— PROBLEM TO SOLVE —
Identify, in the records below, every line where the string "document" appears, and copy each such line.

— PROVIDED MATERIAL —

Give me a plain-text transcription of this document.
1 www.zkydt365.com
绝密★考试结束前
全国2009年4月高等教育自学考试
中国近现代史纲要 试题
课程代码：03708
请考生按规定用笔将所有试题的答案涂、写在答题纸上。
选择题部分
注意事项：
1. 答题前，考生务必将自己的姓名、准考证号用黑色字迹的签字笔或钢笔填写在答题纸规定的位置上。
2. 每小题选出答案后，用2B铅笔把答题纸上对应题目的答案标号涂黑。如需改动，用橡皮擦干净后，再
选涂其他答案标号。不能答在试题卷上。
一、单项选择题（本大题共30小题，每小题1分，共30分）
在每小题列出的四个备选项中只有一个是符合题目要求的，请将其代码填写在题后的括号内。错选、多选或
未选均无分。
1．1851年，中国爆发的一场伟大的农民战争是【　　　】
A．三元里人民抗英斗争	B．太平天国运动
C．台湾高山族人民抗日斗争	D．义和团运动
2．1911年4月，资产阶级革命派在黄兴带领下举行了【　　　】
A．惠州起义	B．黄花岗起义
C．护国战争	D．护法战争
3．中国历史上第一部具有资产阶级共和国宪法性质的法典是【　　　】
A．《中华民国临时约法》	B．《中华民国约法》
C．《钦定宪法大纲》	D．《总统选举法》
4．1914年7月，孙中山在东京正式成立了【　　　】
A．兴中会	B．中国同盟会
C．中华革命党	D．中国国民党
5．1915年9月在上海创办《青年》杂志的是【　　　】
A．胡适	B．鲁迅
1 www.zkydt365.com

--

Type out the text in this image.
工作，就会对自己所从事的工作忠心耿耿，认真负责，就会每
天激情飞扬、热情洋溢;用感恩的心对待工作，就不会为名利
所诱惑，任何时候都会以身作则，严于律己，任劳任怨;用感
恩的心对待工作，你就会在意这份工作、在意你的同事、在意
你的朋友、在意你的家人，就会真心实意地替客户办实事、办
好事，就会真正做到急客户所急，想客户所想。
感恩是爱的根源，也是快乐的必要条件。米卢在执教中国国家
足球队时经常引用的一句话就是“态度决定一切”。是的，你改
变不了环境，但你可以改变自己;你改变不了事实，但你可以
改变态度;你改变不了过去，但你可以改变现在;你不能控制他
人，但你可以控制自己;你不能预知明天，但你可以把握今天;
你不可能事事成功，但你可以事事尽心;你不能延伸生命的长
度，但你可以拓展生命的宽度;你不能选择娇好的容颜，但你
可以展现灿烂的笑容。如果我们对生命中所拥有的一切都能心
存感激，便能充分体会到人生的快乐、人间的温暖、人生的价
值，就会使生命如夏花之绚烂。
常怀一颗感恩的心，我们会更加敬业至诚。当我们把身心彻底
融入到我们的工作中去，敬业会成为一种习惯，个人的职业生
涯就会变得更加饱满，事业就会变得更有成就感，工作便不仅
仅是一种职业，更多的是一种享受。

--

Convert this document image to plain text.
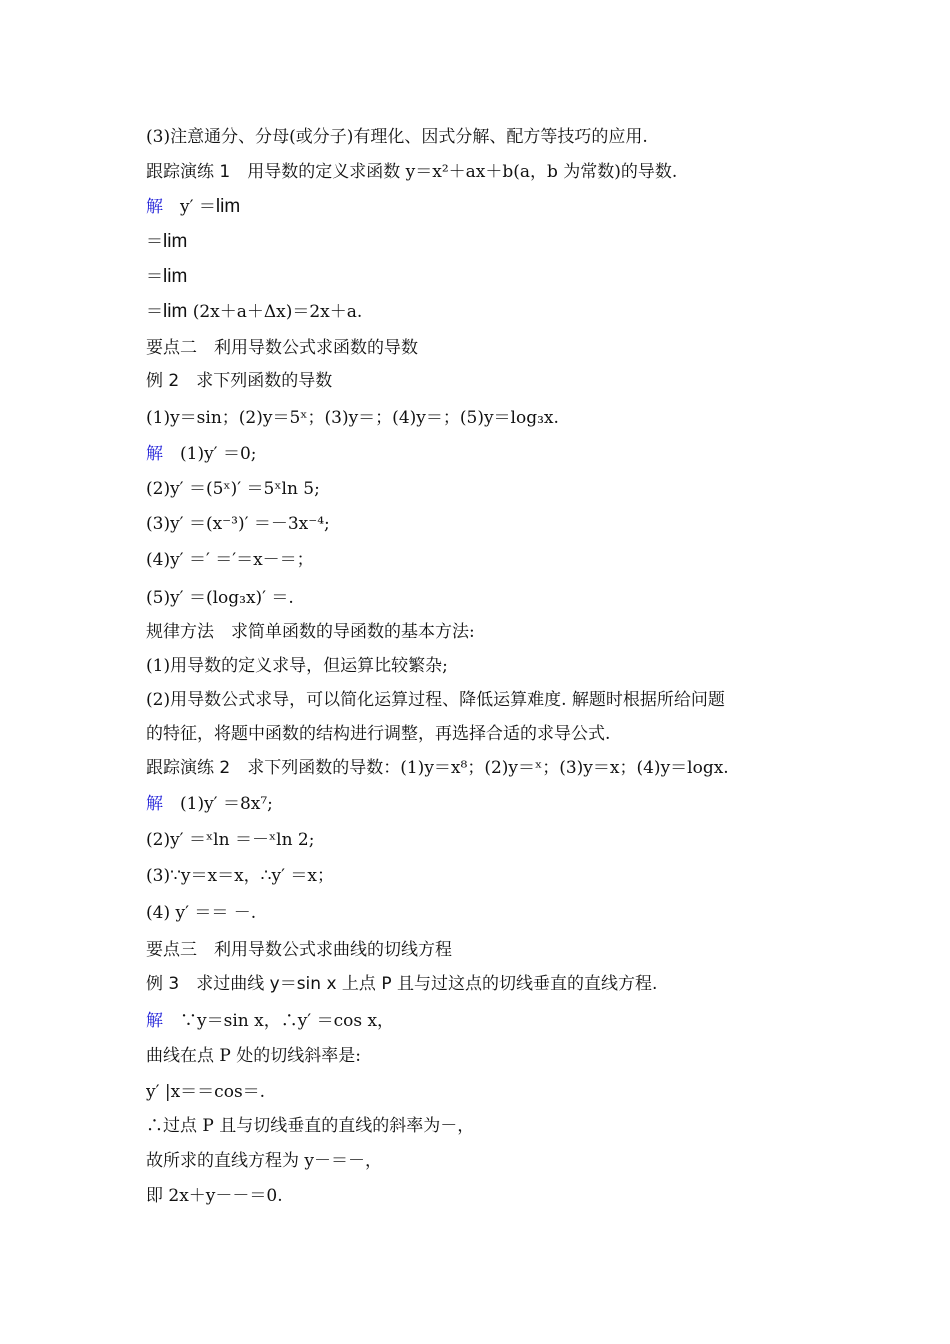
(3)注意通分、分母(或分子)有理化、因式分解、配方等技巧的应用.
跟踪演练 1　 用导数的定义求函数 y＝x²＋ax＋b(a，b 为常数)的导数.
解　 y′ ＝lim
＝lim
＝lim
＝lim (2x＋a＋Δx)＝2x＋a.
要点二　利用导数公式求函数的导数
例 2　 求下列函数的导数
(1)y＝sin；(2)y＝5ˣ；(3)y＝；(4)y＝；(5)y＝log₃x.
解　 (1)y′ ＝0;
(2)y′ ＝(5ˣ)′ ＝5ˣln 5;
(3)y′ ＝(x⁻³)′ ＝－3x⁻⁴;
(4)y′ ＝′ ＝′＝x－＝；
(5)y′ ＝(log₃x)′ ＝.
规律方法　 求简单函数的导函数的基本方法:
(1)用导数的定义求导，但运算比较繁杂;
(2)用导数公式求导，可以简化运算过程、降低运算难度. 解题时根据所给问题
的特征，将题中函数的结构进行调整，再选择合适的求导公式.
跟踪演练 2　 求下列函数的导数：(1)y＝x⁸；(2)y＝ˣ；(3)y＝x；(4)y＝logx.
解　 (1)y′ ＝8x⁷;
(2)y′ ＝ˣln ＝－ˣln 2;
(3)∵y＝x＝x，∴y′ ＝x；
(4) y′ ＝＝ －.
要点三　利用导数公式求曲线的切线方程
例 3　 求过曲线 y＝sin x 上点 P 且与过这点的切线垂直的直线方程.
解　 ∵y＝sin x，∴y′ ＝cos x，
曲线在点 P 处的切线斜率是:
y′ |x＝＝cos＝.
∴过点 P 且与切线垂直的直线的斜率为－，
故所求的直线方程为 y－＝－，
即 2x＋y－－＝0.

— SOLUTION FOR THIS PROBLEM —
Give me a plain-text transcription of this document.
Convert this document image to plain text.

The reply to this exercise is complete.